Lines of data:
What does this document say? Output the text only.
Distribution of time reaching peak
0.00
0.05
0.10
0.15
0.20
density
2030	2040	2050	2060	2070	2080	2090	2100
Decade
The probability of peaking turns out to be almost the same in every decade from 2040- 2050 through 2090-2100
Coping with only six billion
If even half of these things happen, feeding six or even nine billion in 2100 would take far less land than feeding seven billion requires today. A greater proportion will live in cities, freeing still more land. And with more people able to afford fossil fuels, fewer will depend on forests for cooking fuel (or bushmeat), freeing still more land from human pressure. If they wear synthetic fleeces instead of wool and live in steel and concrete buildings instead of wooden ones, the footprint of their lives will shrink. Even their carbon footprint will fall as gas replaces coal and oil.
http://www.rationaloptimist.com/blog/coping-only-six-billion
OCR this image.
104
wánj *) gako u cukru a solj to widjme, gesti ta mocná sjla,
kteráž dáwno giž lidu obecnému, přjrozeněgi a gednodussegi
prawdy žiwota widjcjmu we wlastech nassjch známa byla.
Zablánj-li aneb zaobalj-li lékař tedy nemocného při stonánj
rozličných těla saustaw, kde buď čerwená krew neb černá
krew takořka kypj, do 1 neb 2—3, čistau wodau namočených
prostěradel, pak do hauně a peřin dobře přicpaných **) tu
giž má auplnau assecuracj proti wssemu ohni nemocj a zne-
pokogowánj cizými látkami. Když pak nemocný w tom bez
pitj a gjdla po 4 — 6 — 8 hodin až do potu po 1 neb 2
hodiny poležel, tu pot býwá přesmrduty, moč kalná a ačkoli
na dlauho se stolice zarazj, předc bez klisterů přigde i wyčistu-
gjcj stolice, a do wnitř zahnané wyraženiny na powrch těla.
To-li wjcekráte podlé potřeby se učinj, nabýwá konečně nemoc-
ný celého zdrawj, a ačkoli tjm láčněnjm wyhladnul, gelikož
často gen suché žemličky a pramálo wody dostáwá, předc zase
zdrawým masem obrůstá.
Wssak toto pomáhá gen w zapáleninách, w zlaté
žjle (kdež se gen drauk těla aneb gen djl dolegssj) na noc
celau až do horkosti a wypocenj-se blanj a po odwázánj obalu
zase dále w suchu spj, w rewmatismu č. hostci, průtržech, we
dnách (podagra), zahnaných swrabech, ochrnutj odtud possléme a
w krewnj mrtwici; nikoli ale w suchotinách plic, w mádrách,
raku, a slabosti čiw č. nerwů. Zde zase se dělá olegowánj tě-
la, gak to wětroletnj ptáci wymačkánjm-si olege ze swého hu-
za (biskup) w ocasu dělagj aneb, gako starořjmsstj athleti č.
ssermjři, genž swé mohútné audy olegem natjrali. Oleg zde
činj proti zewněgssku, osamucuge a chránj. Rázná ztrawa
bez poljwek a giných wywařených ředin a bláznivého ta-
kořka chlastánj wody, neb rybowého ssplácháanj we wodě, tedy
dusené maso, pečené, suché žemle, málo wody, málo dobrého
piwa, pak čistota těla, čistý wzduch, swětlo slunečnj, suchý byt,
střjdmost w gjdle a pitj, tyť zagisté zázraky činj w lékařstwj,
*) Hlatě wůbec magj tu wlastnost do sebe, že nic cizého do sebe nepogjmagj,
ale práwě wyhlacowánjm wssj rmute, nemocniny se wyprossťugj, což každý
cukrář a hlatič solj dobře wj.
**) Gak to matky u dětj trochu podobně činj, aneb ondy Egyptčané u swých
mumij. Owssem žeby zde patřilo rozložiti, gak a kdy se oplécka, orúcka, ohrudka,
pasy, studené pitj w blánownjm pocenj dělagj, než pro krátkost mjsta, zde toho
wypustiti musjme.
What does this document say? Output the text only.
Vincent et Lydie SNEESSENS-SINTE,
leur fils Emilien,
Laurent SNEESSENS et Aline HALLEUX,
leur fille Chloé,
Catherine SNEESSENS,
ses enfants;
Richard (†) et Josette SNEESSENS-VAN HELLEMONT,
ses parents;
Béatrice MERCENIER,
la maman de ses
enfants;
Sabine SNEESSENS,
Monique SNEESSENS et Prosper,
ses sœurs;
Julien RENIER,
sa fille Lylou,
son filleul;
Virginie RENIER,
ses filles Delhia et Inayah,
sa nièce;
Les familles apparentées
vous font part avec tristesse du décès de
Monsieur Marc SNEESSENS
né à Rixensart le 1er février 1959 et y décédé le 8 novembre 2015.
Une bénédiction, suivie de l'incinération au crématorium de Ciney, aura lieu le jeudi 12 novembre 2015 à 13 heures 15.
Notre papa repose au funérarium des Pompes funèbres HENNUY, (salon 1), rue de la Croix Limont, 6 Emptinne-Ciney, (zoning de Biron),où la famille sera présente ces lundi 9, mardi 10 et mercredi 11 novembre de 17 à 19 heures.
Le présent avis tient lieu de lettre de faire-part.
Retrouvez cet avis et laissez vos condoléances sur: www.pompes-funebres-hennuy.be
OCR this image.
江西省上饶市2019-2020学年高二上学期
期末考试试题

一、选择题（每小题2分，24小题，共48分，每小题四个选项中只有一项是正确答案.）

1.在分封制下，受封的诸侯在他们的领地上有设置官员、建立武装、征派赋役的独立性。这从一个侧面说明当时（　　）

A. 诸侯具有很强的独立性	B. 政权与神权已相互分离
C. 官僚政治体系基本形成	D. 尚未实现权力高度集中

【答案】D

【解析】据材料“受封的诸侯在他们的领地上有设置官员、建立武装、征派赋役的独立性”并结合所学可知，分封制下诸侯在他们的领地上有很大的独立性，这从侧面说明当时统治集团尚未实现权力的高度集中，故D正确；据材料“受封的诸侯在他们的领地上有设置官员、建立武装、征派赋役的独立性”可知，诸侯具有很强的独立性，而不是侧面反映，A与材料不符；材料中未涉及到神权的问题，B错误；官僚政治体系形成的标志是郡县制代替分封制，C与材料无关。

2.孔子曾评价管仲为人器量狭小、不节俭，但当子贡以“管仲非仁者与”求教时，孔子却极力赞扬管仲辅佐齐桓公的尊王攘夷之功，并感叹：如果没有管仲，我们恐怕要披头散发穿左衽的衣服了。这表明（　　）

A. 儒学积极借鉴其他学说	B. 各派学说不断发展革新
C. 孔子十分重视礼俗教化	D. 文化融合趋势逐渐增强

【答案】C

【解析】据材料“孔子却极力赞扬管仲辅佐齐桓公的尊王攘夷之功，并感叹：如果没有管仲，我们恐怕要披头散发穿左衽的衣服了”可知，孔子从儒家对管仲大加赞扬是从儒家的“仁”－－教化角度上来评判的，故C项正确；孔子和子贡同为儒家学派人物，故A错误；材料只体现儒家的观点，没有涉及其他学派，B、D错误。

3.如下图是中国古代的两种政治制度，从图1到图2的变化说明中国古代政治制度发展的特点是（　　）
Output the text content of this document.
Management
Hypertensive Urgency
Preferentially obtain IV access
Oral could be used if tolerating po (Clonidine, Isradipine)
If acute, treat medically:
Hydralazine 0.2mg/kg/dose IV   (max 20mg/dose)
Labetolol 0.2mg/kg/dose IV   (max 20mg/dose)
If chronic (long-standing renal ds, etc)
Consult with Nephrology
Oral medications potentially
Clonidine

=== REQUIREMENTS ===
Output the records exactly, including every line.

=== REPLY TO THE TASK ===
What does this document say? Output the text only.
Distribution of time reaching peak
0.00
0.05
0.10
0.15
0.20
density
2030	2040	2050	2060	2070	2080	2090	2100
Decade
The probability of peaking turns out to be almost the same in every decade from 2040- 2050 through 2090-2100
Coping with only six billion
If even half of these things happen, feeding six or even nine billion in 2100 would take far less land than feeding seven billion requires today. A greater proportion will live in cities, freeing still more land. And with more people able to afford fossil fuels, fewer will depend on forests for cooking fuel (or bushmeat), freeing still more land from human pressure. If they wear synthetic fleeces instead of wool and live in steel and concrete buildings instead of wooden ones, the footprint of their lives will shrink. Even their carbon footprint will fall as gas replaces coal and oil.
http://www.rationaloptimist.com/blog/coping-only-six-billion
OCR this image.
104
wánj *) gako u cukru a solj to widjme, gesti ta mocná sjla,
kteráž dáwno giž lidu obecnému, přjrozeněgi a gednodussegi
prawdy žiwota widjcjmu we wlastech nassjch známa byla.
Zablánj-li aneb zaobalj-li lékař tedy nemocného při stonánj
rozličných těla saustaw, kde buď čerwená krew neb černá
krew takořka kypj, do 1 neb 2—3, čistau wodau namočených
prostěradel, pak do hauně a peřin dobře přicpaných **) tu
giž má auplnau assecuracj proti wssemu ohni nemocj a zne-
pokogowánj cizými látkami. Když pak nemocný w tom bez
pitj a gjdla po 4 — 6 — 8 hodin až do potu po 1 neb 2
hodiny poležel, tu pot býwá přesmrduty, moč kalná a ačkoli
na dlauho se stolice zarazj, předc bez klisterů přigde i wyčistu-
gjcj stolice, a do wnitř zahnané wyraženiny na powrch těla.
To-li wjcekráte podlé potřeby se učinj, nabýwá konečně nemoc-
ný celého zdrawj, a ačkoli tjm láčněnjm wyhladnul, gelikož
často gen suché žemličky a pramálo wody dostáwá, předc zase
zdrawým masem obrůstá.
Wssak toto pomáhá gen w zapáleninách, w zlaté
žjle (kdež se gen drauk těla aneb gen djl dolegssj) na noc
celau až do horkosti a wypocenj-se blanj a po odwázánj obalu
zase dále w suchu spj, w rewmatismu č. hostci, průtržech, we
dnách (podagra), zahnaných swrabech, ochrnutj odtud possléme a
w krewnj mrtwici; nikoli ale w suchotinách plic, w mádrách,
raku, a slabosti čiw č. nerwů. Zde zase se dělá olegowánj tě-
la, gak to wětroletnj ptáci wymačkánjm-si olege ze swého hu-
za (biskup) w ocasu dělagj aneb, gako starořjmsstj athleti č.
ssermjři, genž swé mohútné audy olegem natjrali. Oleg zde
činj proti zewněgssku, osamucuge a chránj. Rázná ztrawa
bez poljwek a giných wywařených ředin a bláznivého ta-
kořka chlastánj wody, neb rybowého ssplácháanj we wodě, tedy
dusené maso, pečené, suché žemle, málo wody, málo dobrého
piwa, pak čistota těla, čistý wzduch, swětlo slunečnj, suchý byt,
střjdmost w gjdle a pitj, tyť zagisté zázraky činj w lékařstwj,
*) Hlatě wůbec magj tu wlastnost do sebe, že nic cizého do sebe nepogjmagj,
ale práwě wyhlacowánjm wssj rmute, nemocniny se wyprossťugj, což každý
cukrář a hlatič solj dobře wj.
**) Gak to matky u dětj trochu podobně činj, aneb ondy Egyptčané u swých
mumij. Owssem žeby zde patřilo rozložiti, gak a kdy se oplécka, orúcka, ohrudka,
pasy, studené pitj w blánownjm pocenj dělagj, než pro krátkost mjsta, zde toho
wypustiti musjme.
What does this document say? Output the text only.
Vincent et Lydie SNEESSENS-SINTE,
leur fils Emilien,
Laurent SNEESSENS et Aline HALLEUX,
leur fille Chloé,
Catherine SNEESSENS,
ses enfants;
Richard (†) et Josette SNEESSENS-VAN HELLEMONT,
ses parents;
Béatrice MERCENIER,
la maman de ses
enfants;
Sabine SNEESSENS,
Monique SNEESSENS et Prosper,
ses sœurs;
Julien RENIER,
sa fille Lylou,
son filleul;
Virginie RENIER,
ses filles Delhia et Inayah,
sa nièce;
Les familles apparentées
vous font part avec tristesse du décès de
Monsieur Marc SNEESSENS
né à Rixensart le 1er février 1959 et y décédé le 8 novembre 2015.
Une bénédiction, suivie de l'incinération au crématorium de Ciney, aura lieu le jeudi 12 novembre 2015 à 13 heures 15.
Notre papa repose au funérarium des Pompes funèbres HENNUY, (salon 1), rue de la Croix Limont, 6 Emptinne-Ciney, (zoning de Biron),où la famille sera présente ces lundi 9, mardi 10 et mercredi 11 novembre de 17 à 19 heures.
Le présent avis tient lieu de lettre de faire-part.
Retrouvez cet avis et laissez vos condoléances sur: www.pompes-funebres-hennuy.be
OCR this image.
江西省上饶市2019-2020学年高二上学期
期末考试试题

一、选择题（每小题2分，24小题，共48分，每小题四个选项中只有一项是正确答案.）

1.在分封制下，受封的诸侯在他们的领地上有设置官员、建立武装、征派赋役的独立性。这从一个侧面说明当时（　　）

A. 诸侯具有很强的独立性	B. 政权与神权已相互分离
C. 官僚政治体系基本形成	D. 尚未实现权力高度集中

【答案】D

【解析】据材料“受封的诸侯在他们的领地上有设置官员、建立武装、征派赋役的独立性”并结合所学可知，分封制下诸侯在他们的领地上有很大的独立性，这从侧面说明当时统治集团尚未实现权力的高度集中，故D正确；据材料“受封的诸侯在他们的领地上有设置官员、建立武装、征派赋役的独立性”可知，诸侯具有很强的独立性，而不是侧面反映，A与材料不符；材料中未涉及到神权的问题，B错误；官僚政治体系形成的标志是郡县制代替分封制，C与材料无关。

2.孔子曾评价管仲为人器量狭小、不节俭，但当子贡以“管仲非仁者与”求教时，孔子却极力赞扬管仲辅佐齐桓公的尊王攘夷之功，并感叹：如果没有管仲，我们恐怕要披头散发穿左衽的衣服了。这表明（　　）

A. 儒学积极借鉴其他学说	B. 各派学说不断发展革新
C. 孔子十分重视礼俗教化	D. 文化融合趋势逐渐增强

【答案】C

【解析】据材料“孔子却极力赞扬管仲辅佐齐桓公的尊王攘夷之功，并感叹：如果没有管仲，我们恐怕要披头散发穿左衽的衣服了”可知，孔子从儒家对管仲大加赞扬是从儒家的“仁”－－教化角度上来评判的，故C项正确；孔子和子贡同为儒家学派人物，故A错误；材料只体现儒家的观点，没有涉及其他学派，B、D错误。

3.如下图是中国古代的两种政治制度，从图1到图2的变化说明中国古代政治制度发展的特点是（　　）
Output the text content of this document.
Management
Hypertensive Urgency
Preferentially obtain IV access
Oral could be used if tolerating po (Clonidine, Isradipine)
If acute, treat medically:
Hydralazine 0.2mg/kg/dose IV   (max 20mg/dose)
Labetolol 0.2mg/kg/dose IV   (max 20mg/dose)
If chronic (long-standing renal ds, etc)
Consult with Nephrology
Oral medications potentially
Clonidine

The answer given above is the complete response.